◆ Goal
Determine how many lines include the string "documento". Output that number only.

-- Start Data to use --

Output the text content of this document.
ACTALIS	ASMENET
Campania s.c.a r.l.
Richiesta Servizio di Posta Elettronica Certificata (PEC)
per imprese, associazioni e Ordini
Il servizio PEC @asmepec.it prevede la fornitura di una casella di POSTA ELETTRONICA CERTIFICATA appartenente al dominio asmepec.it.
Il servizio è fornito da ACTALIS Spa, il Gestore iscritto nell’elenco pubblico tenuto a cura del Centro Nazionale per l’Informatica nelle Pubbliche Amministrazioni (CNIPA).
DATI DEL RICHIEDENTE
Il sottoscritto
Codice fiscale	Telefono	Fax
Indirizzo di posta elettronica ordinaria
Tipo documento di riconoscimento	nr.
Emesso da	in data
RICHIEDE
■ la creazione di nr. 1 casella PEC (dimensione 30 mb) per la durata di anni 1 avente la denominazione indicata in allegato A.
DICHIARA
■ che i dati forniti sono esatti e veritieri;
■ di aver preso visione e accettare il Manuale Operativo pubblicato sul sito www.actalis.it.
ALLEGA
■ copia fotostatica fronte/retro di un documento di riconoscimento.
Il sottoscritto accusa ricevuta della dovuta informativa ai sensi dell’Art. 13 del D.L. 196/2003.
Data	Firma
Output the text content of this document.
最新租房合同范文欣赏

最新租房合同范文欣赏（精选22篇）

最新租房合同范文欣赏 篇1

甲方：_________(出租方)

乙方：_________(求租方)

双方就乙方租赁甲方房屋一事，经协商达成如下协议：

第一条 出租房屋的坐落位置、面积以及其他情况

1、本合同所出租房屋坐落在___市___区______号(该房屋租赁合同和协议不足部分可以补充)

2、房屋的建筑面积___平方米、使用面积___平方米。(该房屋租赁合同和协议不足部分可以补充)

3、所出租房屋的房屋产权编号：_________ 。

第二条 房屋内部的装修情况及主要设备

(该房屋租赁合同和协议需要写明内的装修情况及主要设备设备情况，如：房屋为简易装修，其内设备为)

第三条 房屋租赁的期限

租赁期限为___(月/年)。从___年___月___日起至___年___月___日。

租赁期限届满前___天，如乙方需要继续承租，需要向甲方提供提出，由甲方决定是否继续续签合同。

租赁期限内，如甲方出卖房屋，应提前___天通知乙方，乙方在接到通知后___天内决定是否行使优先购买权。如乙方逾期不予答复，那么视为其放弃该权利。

-- End Data to use --

◆ Answer to this exercise
2